▶ _TASK GOAL_:
Count every line in the data below that includes "name", and give only the result.

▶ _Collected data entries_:
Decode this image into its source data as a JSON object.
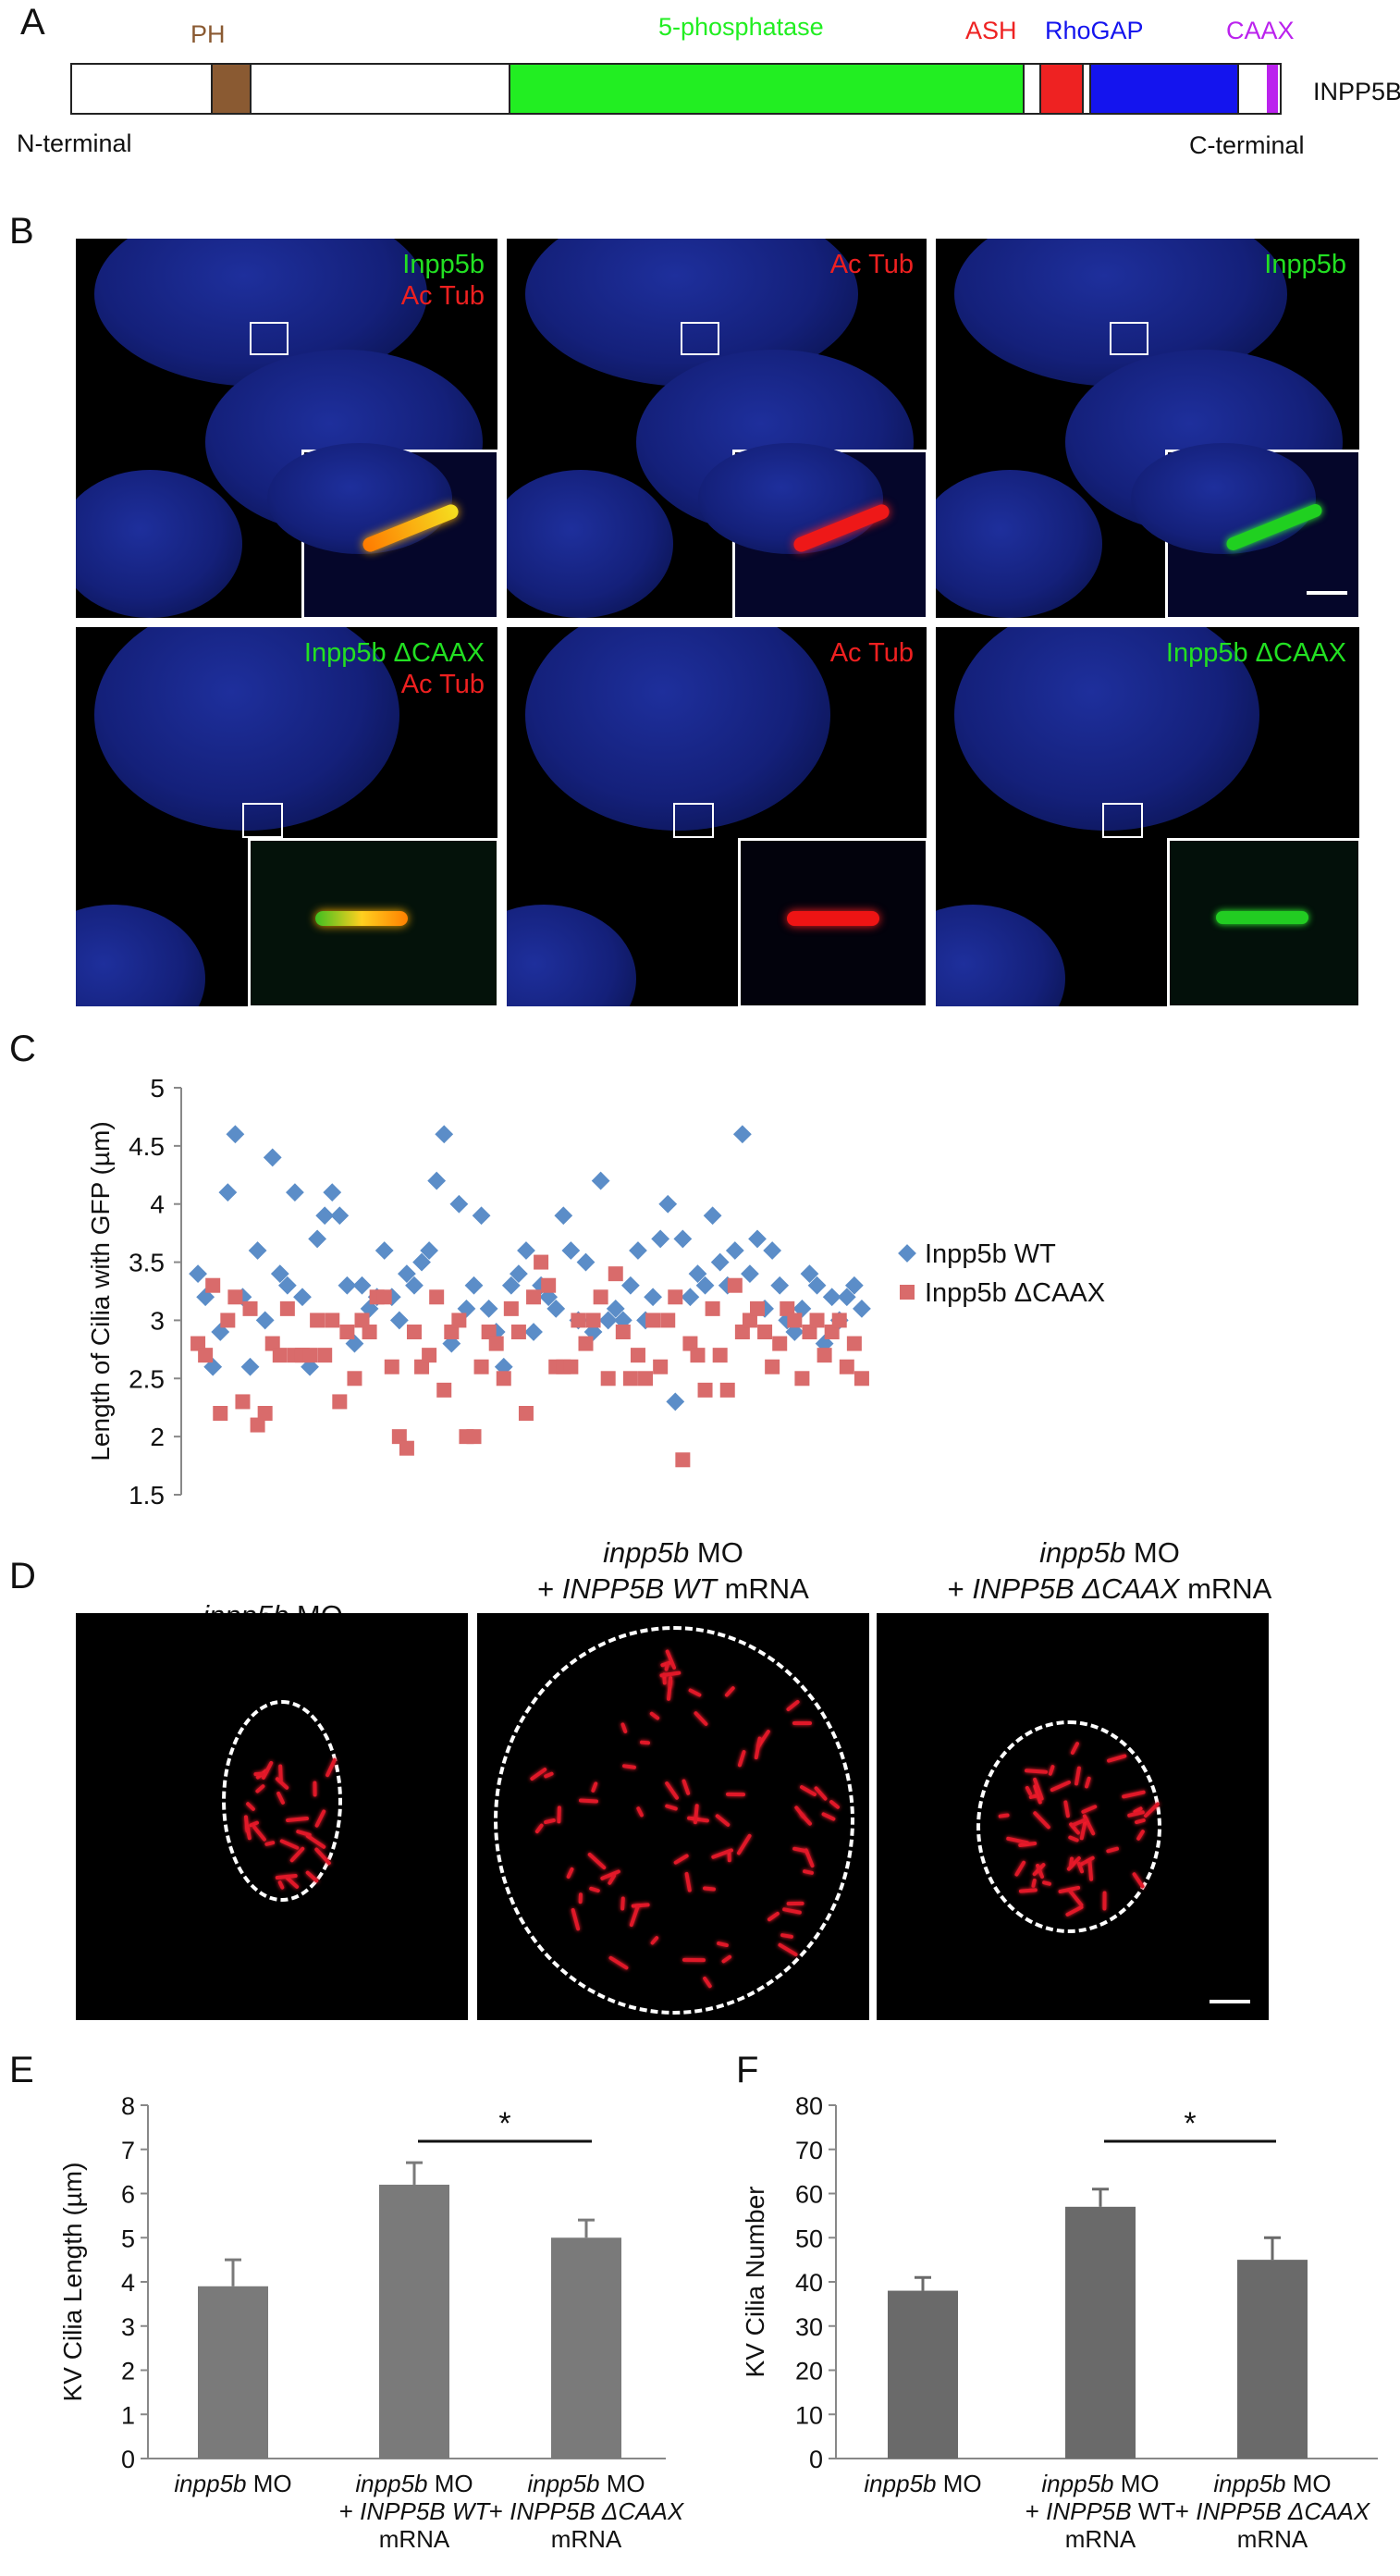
{
  "panels": {
    "a": "A",
    "b": "B",
    "c": "C",
    "d": "D",
    "e": "E",
    "f": "F"
  },
  "panel_a": {
    "domains": [
      {
        "name": "PH",
        "color": "#8a5a32"
      },
      {
        "name": "5-phosphatase",
        "color": "#22ee22"
      },
      {
        "name": "ASH",
        "color": "#ee2222"
      },
      {
        "name": "RhoGAP",
        "color": "#1414ee"
      },
      {
        "name": "CAAX",
        "color": "#bb22ee"
      }
    ],
    "protein": "INPP5B",
    "n_terminal": "N-terminal",
    "c_terminal": "C-terminal"
  },
  "panel_b": {
    "row1": {
      "merge_green": "Inpp5b",
      "merge_red": "Ac Tub",
      "red_only": "Ac Tub",
      "green_only": "Inpp5b"
    },
    "row2": {
      "merge_green": "Inpp5b ΔCAAX",
      "merge_red": "Ac Tub",
      "red_only": "Ac Tub",
      "green_only": "Inpp5b ΔCAAX"
    },
    "colors": {
      "green": "#22e022",
      "red": "#ee2020"
    }
  },
  "panel_d": {
    "labels": [
      {
        "line1_italic": "inpp5b",
        "line1_rest": " MO",
        "line2_prefix": "",
        "line2_italic": "",
        "line2_rest": ""
      },
      {
        "line1_italic": "inpp5b",
        "line1_rest": " MO",
        "line2_prefix": "+ ",
        "line2_italic": "INPP5B WT",
        "line2_rest": " mRNA"
      },
      {
        "line1_italic": "inpp5b",
        "line1_rest": " MO",
        "line2_prefix": "+ ",
        "line2_italic": "INPP5B ΔCAAX",
        "line2_rest": " mRNA"
      }
    ]
  },
  "chart_data": [
    {
      "panel": "C",
      "type": "scatter",
      "ylabel": "Length of Cilia with GFP (µm)",
      "ylim": [
        1.5,
        5
      ],
      "yticks": [
        "5",
        "4.5",
        "4",
        "3.5",
        "3",
        "2.5",
        "2",
        "1.5"
      ],
      "series": [
        {
          "name": "Inpp5b WT",
          "color": "#5b8dc8",
          "marker": "diamond",
          "x": [
            1,
            2,
            3,
            4,
            5,
            6,
            7,
            8,
            9,
            10,
            11,
            12,
            13,
            14,
            15,
            16,
            17,
            18,
            19,
            20,
            21,
            22,
            23,
            24,
            25,
            26,
            27,
            28,
            29,
            30,
            31,
            32,
            33,
            34,
            35,
            36,
            37,
            38,
            39,
            40,
            41,
            42,
            43,
            44,
            45,
            46,
            47,
            48,
            49,
            50,
            51,
            52,
            53,
            54,
            55,
            56,
            57,
            58,
            59,
            60,
            61,
            62,
            63,
            64,
            65,
            66,
            67,
            68,
            69,
            70,
            71,
            72,
            73,
            74,
            75,
            76,
            77,
            78,
            79,
            80,
            81,
            82,
            83,
            84,
            85,
            86,
            87,
            88,
            89,
            90
          ],
          "y": [
            3.4,
            3.2,
            2.6,
            2.9,
            4.1,
            4.6,
            3.2,
            2.6,
            3.6,
            3.0,
            4.4,
            3.4,
            3.3,
            4.1,
            3.2,
            2.6,
            3.7,
            3.9,
            4.1,
            3.9,
            3.3,
            2.8,
            3.3,
            3.1,
            3.2,
            3.6,
            3.2,
            3.0,
            3.4,
            3.3,
            3.5,
            3.6,
            4.2,
            4.6,
            2.8,
            4.0,
            3.1,
            3.3,
            3.9,
            3.1,
            2.9,
            2.6,
            3.3,
            3.4,
            3.6,
            2.9,
            3.3,
            3.2,
            3.1,
            3.9,
            3.6,
            3.0,
            3.5,
            2.9,
            4.2,
            3.0,
            3.1,
            3.0,
            3.3,
            3.6,
            3.0,
            3.2,
            3.7,
            4.0,
            2.3,
            3.7,
            3.2,
            3.4,
            3.3,
            3.9,
            3.5,
            3.3,
            3.6,
            4.6,
            3.4,
            3.7,
            3.1,
            3.6,
            3.3,
            3.0,
            2.9,
            3.1,
            3.4,
            3.3,
            2.8,
            3.2,
            3.0,
            3.2,
            3.3,
            3.1
          ]
        },
        {
          "name": "Inpp5b ΔCAAX",
          "color": "#d96b6b",
          "marker": "square",
          "x": [
            1,
            2,
            3,
            4,
            5,
            6,
            7,
            8,
            9,
            10,
            11,
            12,
            13,
            14,
            15,
            16,
            17,
            18,
            19,
            20,
            21,
            22,
            23,
            24,
            25,
            26,
            27,
            28,
            29,
            30,
            31,
            32,
            33,
            34,
            35,
            36,
            37,
            38,
            39,
            40,
            41,
            42,
            43,
            44,
            45,
            46,
            47,
            48,
            49,
            50,
            51,
            52,
            53,
            54,
            55,
            56,
            57,
            58,
            59,
            60,
            61,
            62,
            63,
            64,
            65,
            66,
            67,
            68,
            69,
            70,
            71,
            72,
            73,
            74,
            75,
            76,
            77,
            78,
            79,
            80,
            81,
            82,
            83,
            84,
            85,
            86,
            87,
            88,
            89,
            90
          ],
          "y": [
            2.8,
            2.7,
            3.3,
            2.2,
            3.0,
            3.2,
            2.3,
            3.1,
            2.1,
            2.2,
            2.8,
            2.7,
            3.1,
            2.7,
            2.7,
            2.7,
            3.0,
            2.7,
            3.0,
            2.3,
            2.9,
            2.5,
            3.0,
            2.9,
            3.2,
            3.2,
            2.6,
            2.0,
            1.9,
            2.9,
            2.6,
            2.7,
            3.2,
            2.4,
            2.9,
            3.0,
            2.0,
            2.0,
            2.6,
            2.9,
            2.8,
            2.5,
            3.1,
            2.9,
            2.2,
            3.2,
            3.5,
            3.3,
            2.6,
            2.6,
            2.6,
            3.0,
            2.8,
            3.0,
            3.2,
            2.5,
            3.4,
            2.9,
            2.5,
            2.7,
            2.5,
            3.0,
            2.6,
            3.0,
            3.2,
            1.8,
            2.8,
            2.7,
            2.4,
            3.1,
            2.7,
            2.4,
            3.3,
            2.9,
            3.0,
            3.1,
            2.9,
            2.6,
            2.8,
            3.1,
            3.0,
            2.5,
            2.9,
            3.0,
            2.7,
            2.9,
            3.0,
            2.6,
            2.8,
            2.5
          ]
        }
      ],
      "legend_position": "right"
    },
    {
      "panel": "E",
      "type": "bar",
      "ylabel": "KV Cilia Length (µm)",
      "ylim": [
        0,
        8
      ],
      "yticks": [
        "0",
        "1",
        "2",
        "3",
        "4",
        "5",
        "6",
        "7",
        "8"
      ],
      "values": [
        3.9,
        6.2,
        5.0
      ],
      "errors": [
        0.6,
        0.5,
        0.4
      ],
      "color": "#7a7a7a",
      "significance": "*",
      "categories": [
        {
          "l1_italic": "inpp5b",
          "l1_rest": " MO",
          "l2_prefix": "",
          "l2_italic": "",
          "l2_rest": "",
          "l3": ""
        },
        {
          "l1_italic": "inpp5b",
          "l1_rest": " MO",
          "l2_prefix": "+ ",
          "l2_italic": "INPP5B WT",
          "l2_rest": "",
          "l3": "mRNA"
        },
        {
          "l1_italic": "inpp5b",
          "l1_rest": " MO",
          "l2_prefix": "+ ",
          "l2_italic": "INPP5B ΔCAAX",
          "l2_rest": "",
          "l3": "mRNA"
        }
      ]
    },
    {
      "panel": "F",
      "type": "bar",
      "ylabel": "KV Cilia Number",
      "ylim": [
        0,
        80
      ],
      "yticks": [
        "0",
        "10",
        "20",
        "30",
        "40",
        "50",
        "60",
        "70",
        "80"
      ],
      "values": [
        38,
        57,
        45
      ],
      "errors": [
        3,
        4,
        5
      ],
      "color": "#6a6a6a",
      "significance": "*",
      "categories": [
        {
          "l1_italic": "inpp5b",
          "l1_rest": " MO",
          "l2_prefix": "",
          "l2_italic": "",
          "l2_rest": "",
          "l3": ""
        },
        {
          "l1_italic": "inpp5b",
          "l1_rest": " MO",
          "l2_prefix": "+ ",
          "l2_italic": "INPP5B",
          "l2_rest": " WT",
          "l3": "mRNA"
        },
        {
          "l1_italic": "inpp5b",
          "l1_rest": " MO",
          "l2_prefix": "+ ",
          "l2_italic": "INPP5B ΔCAAX",
          "l2_rest": "",
          "l3": "mRNA"
        }
      ]
    }
  ]
}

▶ _OUTPUT BELOW_:
7